### AIM
Report back each line of the records that contains the string "green".

╭─ DATASET ENTRIES

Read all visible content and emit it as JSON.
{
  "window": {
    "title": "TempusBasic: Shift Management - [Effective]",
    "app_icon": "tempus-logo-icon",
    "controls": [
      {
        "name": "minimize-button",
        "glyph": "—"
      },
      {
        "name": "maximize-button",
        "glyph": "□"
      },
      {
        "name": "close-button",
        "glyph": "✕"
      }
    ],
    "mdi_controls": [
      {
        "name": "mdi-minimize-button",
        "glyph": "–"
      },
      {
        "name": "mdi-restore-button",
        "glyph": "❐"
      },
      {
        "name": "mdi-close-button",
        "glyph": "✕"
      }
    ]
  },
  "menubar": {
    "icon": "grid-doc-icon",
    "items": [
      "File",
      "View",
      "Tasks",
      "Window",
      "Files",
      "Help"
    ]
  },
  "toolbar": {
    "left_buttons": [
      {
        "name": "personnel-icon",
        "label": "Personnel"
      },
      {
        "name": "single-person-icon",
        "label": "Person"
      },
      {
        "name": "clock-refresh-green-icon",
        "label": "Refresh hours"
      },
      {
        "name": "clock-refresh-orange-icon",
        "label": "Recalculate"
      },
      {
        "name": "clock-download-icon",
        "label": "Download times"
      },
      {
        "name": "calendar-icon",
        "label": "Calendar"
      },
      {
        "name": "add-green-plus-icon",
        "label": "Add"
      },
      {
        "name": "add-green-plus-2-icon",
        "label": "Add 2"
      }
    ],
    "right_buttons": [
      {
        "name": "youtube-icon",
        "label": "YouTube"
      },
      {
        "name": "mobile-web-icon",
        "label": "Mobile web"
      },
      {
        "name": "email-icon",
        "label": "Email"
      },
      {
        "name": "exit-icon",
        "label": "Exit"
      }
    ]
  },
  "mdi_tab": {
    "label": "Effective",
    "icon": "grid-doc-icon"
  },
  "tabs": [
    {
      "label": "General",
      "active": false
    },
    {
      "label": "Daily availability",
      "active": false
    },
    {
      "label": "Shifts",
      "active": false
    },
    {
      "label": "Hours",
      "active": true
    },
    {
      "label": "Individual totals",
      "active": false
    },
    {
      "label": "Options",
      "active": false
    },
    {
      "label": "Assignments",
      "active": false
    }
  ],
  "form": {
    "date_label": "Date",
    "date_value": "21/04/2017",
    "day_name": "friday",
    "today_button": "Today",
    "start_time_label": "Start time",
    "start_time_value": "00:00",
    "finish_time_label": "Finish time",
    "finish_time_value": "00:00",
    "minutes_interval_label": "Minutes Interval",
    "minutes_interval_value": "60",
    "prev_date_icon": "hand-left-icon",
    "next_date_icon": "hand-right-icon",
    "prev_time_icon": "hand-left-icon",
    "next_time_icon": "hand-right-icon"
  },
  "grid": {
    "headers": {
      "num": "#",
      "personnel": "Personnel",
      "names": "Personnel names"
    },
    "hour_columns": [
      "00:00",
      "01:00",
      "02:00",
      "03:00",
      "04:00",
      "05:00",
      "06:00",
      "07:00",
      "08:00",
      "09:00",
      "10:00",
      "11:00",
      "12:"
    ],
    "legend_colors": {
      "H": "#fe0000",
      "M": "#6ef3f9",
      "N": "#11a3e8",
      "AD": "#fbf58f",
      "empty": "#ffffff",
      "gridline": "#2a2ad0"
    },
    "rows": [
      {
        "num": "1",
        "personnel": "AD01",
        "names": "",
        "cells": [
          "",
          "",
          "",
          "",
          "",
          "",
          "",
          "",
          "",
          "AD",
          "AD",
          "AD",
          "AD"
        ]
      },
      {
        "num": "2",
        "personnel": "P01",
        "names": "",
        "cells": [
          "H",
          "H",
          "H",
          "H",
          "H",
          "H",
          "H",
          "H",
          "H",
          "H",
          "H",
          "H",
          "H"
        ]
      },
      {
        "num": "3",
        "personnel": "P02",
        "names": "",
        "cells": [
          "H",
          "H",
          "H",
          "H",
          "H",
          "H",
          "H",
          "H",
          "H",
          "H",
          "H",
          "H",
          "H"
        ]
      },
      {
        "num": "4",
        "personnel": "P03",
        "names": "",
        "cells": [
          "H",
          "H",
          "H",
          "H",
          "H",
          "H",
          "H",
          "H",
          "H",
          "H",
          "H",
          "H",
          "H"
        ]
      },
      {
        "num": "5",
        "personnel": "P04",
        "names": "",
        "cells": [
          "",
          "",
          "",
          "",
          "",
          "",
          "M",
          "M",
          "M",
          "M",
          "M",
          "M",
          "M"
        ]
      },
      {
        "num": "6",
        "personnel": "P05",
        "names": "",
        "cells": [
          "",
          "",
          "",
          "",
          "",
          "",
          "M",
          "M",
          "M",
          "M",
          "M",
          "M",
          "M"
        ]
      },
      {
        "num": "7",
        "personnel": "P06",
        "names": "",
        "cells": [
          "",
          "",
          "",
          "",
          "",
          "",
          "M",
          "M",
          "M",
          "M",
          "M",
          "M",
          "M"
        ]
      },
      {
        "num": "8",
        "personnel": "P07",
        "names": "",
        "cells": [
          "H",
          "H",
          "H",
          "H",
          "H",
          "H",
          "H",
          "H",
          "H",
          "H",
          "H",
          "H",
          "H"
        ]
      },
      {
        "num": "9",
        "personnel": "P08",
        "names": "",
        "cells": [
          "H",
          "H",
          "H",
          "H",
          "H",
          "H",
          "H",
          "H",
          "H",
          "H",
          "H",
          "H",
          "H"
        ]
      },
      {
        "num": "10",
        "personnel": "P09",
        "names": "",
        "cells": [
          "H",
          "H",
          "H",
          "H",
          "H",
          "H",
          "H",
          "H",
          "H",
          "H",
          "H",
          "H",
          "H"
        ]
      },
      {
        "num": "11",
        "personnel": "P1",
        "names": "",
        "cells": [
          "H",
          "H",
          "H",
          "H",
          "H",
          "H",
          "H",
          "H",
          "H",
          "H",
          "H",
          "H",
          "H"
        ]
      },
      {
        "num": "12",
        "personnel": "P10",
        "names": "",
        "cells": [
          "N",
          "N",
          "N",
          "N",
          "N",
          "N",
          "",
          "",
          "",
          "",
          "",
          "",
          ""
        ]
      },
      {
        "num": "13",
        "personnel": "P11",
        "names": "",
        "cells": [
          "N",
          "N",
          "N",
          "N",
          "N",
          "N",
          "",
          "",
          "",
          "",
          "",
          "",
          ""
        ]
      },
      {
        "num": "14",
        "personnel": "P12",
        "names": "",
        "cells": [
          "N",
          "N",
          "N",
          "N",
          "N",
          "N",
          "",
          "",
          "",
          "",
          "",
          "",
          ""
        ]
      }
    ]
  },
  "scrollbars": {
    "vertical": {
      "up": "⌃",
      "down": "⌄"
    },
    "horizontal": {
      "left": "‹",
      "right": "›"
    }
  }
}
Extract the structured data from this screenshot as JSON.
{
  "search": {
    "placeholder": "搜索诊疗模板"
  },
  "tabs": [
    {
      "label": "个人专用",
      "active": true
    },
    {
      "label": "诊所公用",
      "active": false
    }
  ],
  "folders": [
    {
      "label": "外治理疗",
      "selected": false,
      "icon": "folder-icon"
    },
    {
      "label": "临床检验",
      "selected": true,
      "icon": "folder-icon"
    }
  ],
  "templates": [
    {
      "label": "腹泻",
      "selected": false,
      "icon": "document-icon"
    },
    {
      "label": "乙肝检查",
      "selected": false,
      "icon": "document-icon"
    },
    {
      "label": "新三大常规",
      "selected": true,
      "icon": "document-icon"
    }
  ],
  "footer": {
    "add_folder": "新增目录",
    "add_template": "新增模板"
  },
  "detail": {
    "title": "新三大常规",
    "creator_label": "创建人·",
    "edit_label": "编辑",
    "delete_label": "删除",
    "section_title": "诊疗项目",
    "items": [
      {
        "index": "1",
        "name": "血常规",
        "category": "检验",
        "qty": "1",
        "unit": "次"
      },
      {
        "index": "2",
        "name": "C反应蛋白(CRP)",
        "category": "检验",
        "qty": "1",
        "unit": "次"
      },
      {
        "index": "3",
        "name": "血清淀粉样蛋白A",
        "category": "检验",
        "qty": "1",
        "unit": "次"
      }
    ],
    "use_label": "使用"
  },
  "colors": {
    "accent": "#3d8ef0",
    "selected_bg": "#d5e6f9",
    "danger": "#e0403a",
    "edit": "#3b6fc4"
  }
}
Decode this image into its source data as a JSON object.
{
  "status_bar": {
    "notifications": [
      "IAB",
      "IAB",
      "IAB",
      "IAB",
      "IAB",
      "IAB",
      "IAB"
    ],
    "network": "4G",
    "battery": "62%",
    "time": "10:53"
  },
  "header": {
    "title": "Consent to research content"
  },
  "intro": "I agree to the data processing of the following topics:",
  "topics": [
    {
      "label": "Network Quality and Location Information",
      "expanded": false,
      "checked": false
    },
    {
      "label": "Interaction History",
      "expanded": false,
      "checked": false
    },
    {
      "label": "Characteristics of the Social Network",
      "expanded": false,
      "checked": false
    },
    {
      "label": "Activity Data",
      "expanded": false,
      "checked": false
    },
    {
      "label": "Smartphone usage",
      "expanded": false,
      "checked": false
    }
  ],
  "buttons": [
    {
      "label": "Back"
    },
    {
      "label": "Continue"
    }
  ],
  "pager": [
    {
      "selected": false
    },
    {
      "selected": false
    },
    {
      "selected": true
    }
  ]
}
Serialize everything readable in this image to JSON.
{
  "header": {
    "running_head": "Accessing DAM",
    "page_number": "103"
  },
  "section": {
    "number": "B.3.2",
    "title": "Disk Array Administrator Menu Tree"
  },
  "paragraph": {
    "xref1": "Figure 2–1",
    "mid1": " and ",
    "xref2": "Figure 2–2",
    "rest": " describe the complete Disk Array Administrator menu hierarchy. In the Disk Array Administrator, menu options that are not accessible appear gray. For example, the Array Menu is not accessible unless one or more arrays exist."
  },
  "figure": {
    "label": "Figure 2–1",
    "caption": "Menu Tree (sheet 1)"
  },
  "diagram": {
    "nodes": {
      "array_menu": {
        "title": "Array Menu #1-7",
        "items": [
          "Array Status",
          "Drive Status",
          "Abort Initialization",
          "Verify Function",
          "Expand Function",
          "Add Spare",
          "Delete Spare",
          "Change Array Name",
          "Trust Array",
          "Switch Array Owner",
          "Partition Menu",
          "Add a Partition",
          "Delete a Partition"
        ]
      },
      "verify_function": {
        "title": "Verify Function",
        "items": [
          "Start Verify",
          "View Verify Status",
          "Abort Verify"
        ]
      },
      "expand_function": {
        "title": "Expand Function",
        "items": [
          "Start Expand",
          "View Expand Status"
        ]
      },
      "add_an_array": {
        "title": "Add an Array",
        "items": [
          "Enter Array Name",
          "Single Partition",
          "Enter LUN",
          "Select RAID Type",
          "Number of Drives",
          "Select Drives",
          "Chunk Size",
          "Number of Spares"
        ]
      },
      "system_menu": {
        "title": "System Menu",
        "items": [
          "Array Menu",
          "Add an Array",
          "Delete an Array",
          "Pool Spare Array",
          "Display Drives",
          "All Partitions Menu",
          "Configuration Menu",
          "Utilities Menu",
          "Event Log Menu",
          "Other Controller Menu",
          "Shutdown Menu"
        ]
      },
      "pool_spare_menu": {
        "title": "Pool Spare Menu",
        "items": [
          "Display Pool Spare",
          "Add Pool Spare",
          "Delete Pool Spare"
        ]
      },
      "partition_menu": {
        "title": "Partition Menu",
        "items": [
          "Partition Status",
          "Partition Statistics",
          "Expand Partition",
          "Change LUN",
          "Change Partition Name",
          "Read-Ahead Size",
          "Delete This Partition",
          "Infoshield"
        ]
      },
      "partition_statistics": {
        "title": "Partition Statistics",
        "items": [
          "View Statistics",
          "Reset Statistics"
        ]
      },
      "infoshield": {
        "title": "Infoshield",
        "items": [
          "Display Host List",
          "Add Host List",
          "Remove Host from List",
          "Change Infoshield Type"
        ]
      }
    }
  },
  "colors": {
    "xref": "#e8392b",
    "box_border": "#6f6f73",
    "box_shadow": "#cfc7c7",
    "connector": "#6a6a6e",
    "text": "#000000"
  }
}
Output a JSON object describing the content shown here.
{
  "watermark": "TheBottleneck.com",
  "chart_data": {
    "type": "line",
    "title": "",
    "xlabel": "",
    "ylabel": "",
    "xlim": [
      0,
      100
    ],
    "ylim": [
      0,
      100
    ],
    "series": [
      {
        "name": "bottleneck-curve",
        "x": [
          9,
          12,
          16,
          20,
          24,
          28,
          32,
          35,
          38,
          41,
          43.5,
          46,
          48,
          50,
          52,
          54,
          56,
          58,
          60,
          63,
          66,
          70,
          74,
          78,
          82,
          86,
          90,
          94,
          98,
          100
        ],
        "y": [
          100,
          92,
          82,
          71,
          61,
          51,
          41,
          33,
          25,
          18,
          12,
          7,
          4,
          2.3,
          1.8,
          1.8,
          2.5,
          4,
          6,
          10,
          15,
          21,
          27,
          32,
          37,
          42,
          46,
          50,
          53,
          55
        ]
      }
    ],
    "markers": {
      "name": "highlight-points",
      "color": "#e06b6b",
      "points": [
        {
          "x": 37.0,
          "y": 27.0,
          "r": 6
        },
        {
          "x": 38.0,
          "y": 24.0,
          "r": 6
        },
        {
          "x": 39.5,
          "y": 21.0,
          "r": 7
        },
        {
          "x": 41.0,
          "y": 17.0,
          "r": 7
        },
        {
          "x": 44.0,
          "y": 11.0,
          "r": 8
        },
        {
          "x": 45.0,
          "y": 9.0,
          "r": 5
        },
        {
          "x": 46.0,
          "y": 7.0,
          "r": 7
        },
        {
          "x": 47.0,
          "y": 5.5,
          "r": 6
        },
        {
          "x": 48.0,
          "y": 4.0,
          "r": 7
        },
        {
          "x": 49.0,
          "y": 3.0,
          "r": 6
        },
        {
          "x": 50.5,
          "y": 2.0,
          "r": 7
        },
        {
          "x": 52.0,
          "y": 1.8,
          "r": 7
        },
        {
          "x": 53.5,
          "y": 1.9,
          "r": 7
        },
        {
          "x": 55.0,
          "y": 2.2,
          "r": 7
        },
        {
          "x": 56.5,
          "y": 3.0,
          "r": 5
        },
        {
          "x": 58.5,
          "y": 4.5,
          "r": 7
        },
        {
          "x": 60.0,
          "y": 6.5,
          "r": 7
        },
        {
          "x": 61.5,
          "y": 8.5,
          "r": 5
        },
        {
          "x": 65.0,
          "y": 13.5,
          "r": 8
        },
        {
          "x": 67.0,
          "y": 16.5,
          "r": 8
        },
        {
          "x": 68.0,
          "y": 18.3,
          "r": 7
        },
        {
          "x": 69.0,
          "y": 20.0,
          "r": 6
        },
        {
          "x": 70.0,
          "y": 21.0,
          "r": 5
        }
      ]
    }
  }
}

╰─

### WORKED ANSWER
        "name": "clock-refresh-green-icon",
        "name": "add-green-plus-icon",
        "name": "add-green-plus-2-icon",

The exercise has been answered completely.